▸ **DIRECTIVE**: Copy out the lines that include the word "years".

▸ **MATERIAL TO PROCESS**:
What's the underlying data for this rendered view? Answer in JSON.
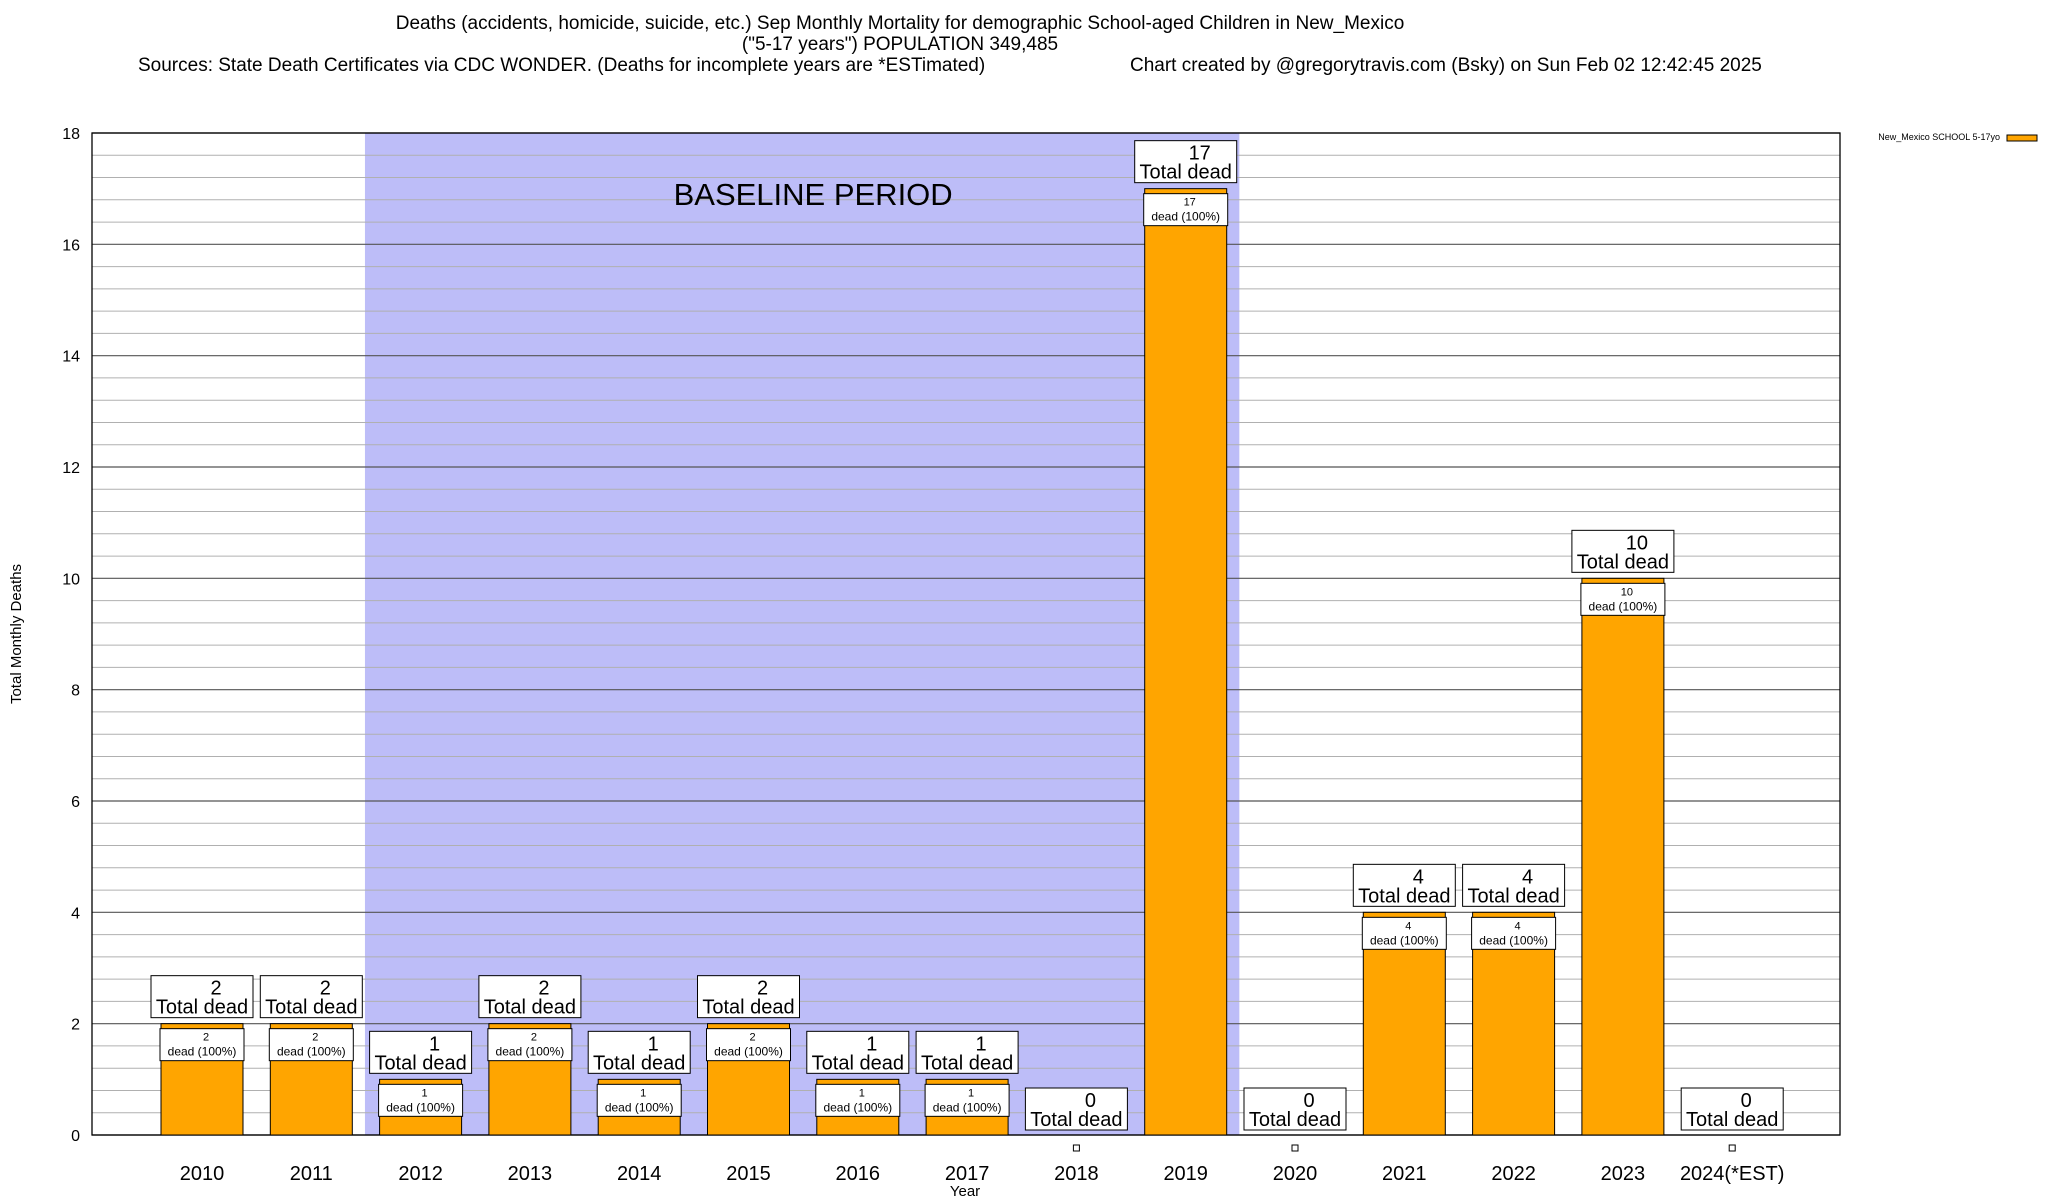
{
  "header": {
    "title_line1": "Deaths (accidents, homicide, suicide, etc.) Sep Monthly Mortality for demographic School-aged Children in New_Mexico",
    "title_line2": "(\"5-17 years\") POPULATION 349,485",
    "sources": "Sources: State Death Certificates via CDC WONDER. (Deaths for incomplete years are *ESTimated)",
    "credit": "Chart created by @gregorytravis.com (Bsky) on Sun Feb 02 12:42:45 2025"
  },
  "colors": {
    "bar": "#ffa500",
    "baseline_shade": "#bdbdf8",
    "grid": "#b0b0b0"
  },
  "chart_data": {
    "type": "bar",
    "title": "Deaths (accidents, homicide, suicide, etc.) Sep Monthly Mortality for demographic School-aged Children in New_Mexico",
    "xlabel": "Year",
    "ylabel": "Total Monthly Deaths",
    "ylim": [
      0,
      18
    ],
    "yticks": [
      0,
      2,
      4,
      6,
      8,
      10,
      12,
      14,
      16,
      18
    ],
    "grid": true,
    "legend_position": "top-right",
    "categories": [
      "2010",
      "2011",
      "2012",
      "2013",
      "2014",
      "2015",
      "2016",
      "2017",
      "2018",
      "2019",
      "2020",
      "2021",
      "2022",
      "2023",
      "2024(*EST)"
    ],
    "series": [
      {
        "name": "New_Mexico SCHOOL 5-17yo",
        "values": [
          2,
          2,
          1,
          2,
          1,
          2,
          1,
          1,
          0,
          17,
          0,
          4,
          4,
          10,
          0
        ]
      }
    ],
    "total_label_suffix": "Total dead",
    "inner_label_suffix": "dead (100%)",
    "annotation": {
      "text": "BASELINE PERIOD",
      "from_category": "2012",
      "to_category": "2019"
    }
  }
}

▸ **REPLY TO THE TASK**:
    "title_line2": "(\"5-17 years\") POPULATION 349,485",
    "sources": "Sources: State Death Certificates via CDC WONDER. (Deaths for incomplete years are *ESTimated)",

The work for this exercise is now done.